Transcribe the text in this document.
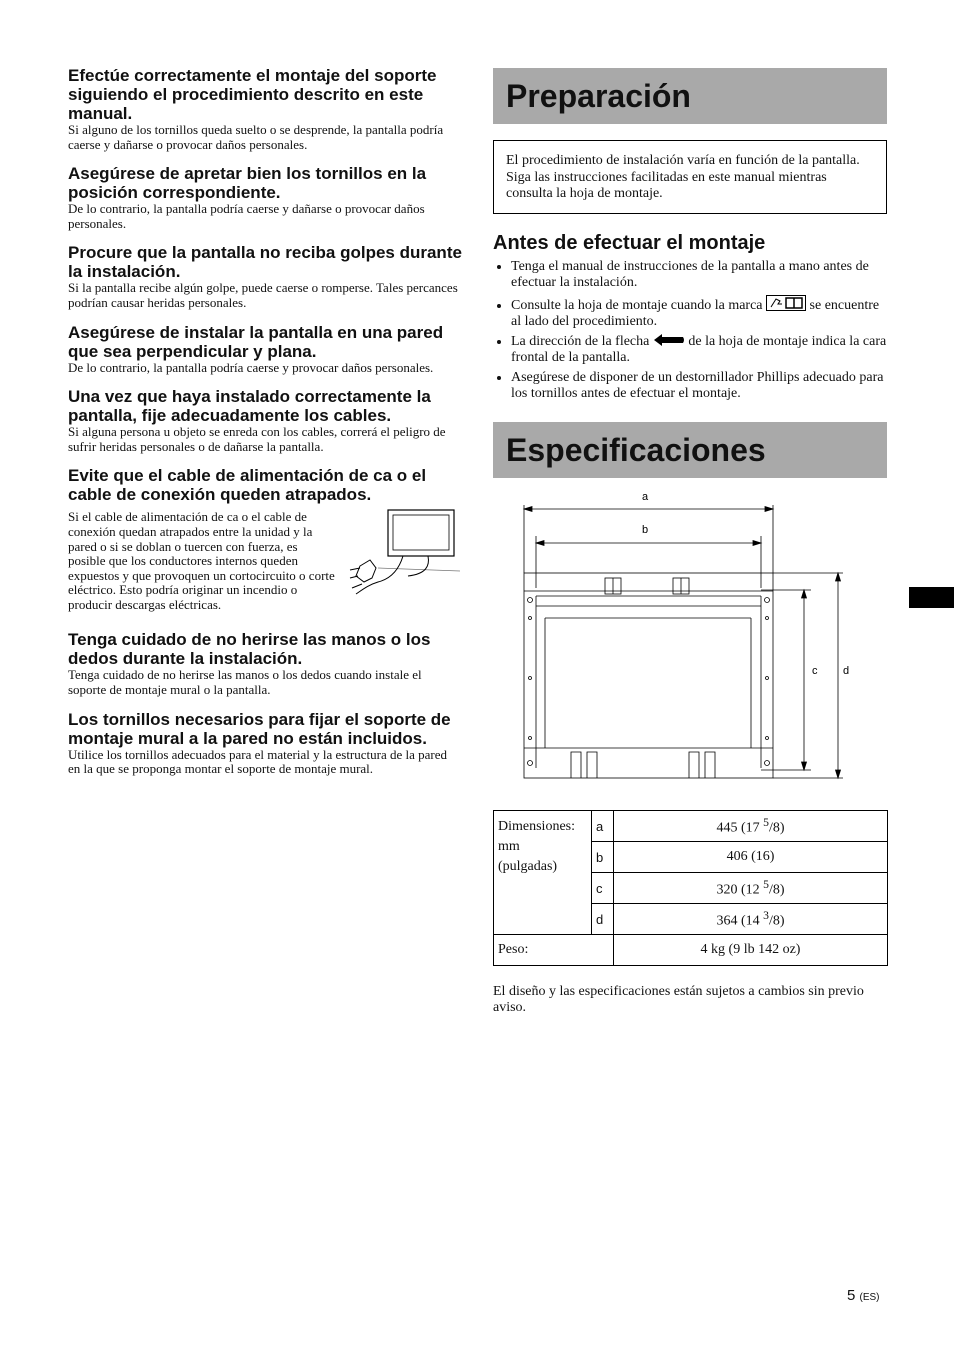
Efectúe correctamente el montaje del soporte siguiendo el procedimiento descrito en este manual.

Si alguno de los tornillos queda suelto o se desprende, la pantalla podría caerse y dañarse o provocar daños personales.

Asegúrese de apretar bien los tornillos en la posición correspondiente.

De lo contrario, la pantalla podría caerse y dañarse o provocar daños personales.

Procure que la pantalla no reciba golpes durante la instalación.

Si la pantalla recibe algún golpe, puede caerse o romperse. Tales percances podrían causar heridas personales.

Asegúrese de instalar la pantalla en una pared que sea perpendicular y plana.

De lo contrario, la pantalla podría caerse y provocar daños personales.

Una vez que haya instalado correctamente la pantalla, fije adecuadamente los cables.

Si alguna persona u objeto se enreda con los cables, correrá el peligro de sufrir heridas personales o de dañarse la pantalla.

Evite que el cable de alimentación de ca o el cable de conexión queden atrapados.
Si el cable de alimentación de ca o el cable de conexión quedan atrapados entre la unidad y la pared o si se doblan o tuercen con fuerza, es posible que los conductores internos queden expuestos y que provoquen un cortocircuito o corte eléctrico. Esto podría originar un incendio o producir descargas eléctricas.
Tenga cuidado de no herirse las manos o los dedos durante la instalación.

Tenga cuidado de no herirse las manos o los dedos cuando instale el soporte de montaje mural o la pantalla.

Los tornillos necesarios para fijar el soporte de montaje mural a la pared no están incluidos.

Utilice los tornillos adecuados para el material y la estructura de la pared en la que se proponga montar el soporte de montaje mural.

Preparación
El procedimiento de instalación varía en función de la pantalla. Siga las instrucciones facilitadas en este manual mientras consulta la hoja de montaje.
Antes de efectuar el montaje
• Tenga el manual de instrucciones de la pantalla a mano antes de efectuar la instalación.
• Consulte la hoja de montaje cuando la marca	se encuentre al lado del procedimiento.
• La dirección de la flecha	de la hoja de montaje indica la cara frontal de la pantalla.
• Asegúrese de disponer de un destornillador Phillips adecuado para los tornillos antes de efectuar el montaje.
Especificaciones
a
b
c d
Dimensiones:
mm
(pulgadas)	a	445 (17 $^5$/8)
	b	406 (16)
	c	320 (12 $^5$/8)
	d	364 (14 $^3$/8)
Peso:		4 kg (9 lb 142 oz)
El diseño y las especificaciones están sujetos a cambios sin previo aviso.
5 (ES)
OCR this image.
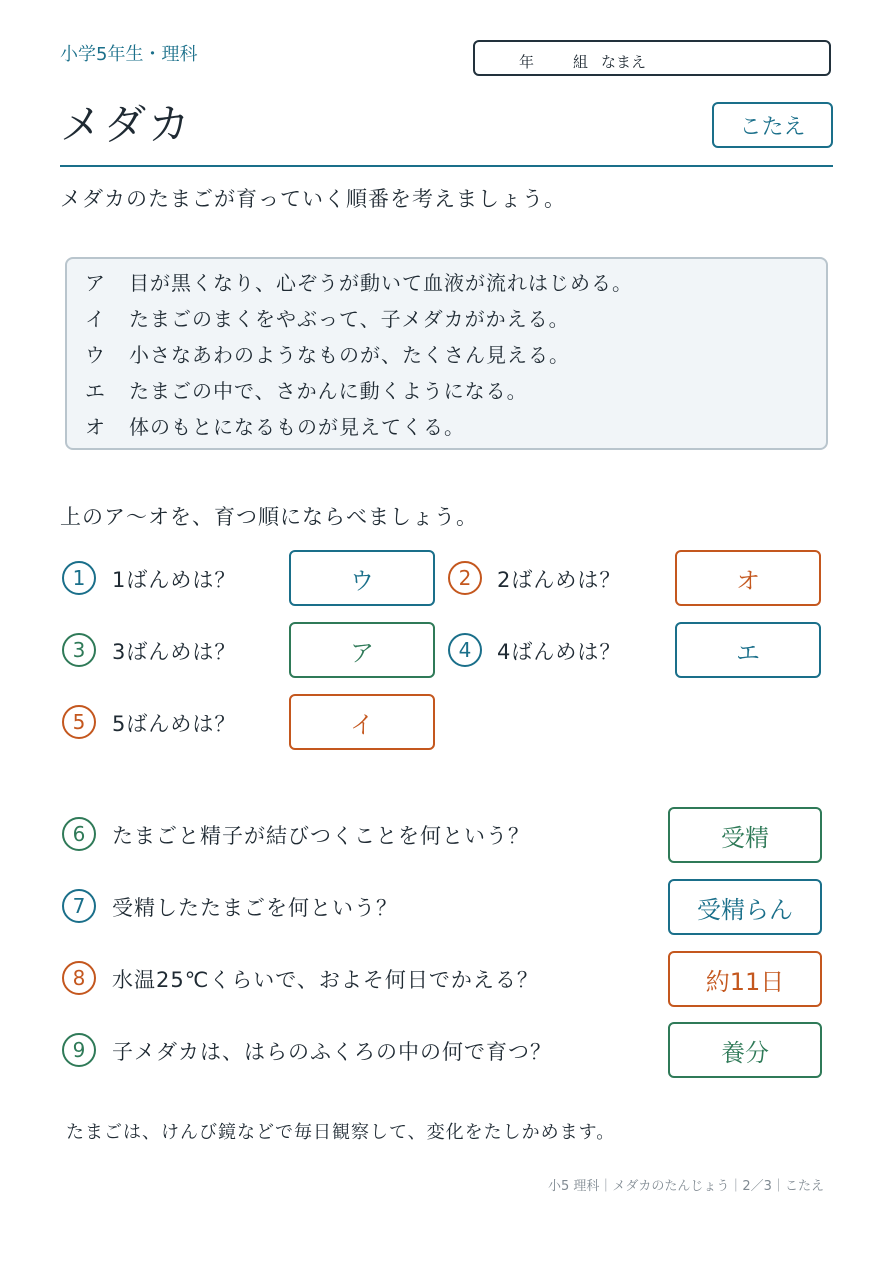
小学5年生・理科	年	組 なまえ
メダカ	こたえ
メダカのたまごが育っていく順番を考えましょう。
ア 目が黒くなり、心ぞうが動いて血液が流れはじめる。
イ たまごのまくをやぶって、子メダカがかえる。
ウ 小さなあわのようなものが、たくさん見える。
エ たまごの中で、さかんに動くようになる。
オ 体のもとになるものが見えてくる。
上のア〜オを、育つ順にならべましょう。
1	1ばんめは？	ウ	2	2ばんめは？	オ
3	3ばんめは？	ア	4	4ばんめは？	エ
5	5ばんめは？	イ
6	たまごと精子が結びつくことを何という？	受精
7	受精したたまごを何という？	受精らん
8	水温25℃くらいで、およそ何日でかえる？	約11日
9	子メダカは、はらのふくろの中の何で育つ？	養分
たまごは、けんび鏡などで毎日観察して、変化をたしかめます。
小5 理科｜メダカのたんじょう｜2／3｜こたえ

◆ ◆ ◆

> **WHAT IS EXPECTED**:
Check each line of the entries above for the word "herirse". List the ones that have it.

> **RESULT OF THE TASK**:
Tenga cuidado de no herirse las manos o los dedos durante la instalación.
Tenga cuidado de no herirse las manos o los dedos cuando instale el soporte de montaje mural o la pantalla.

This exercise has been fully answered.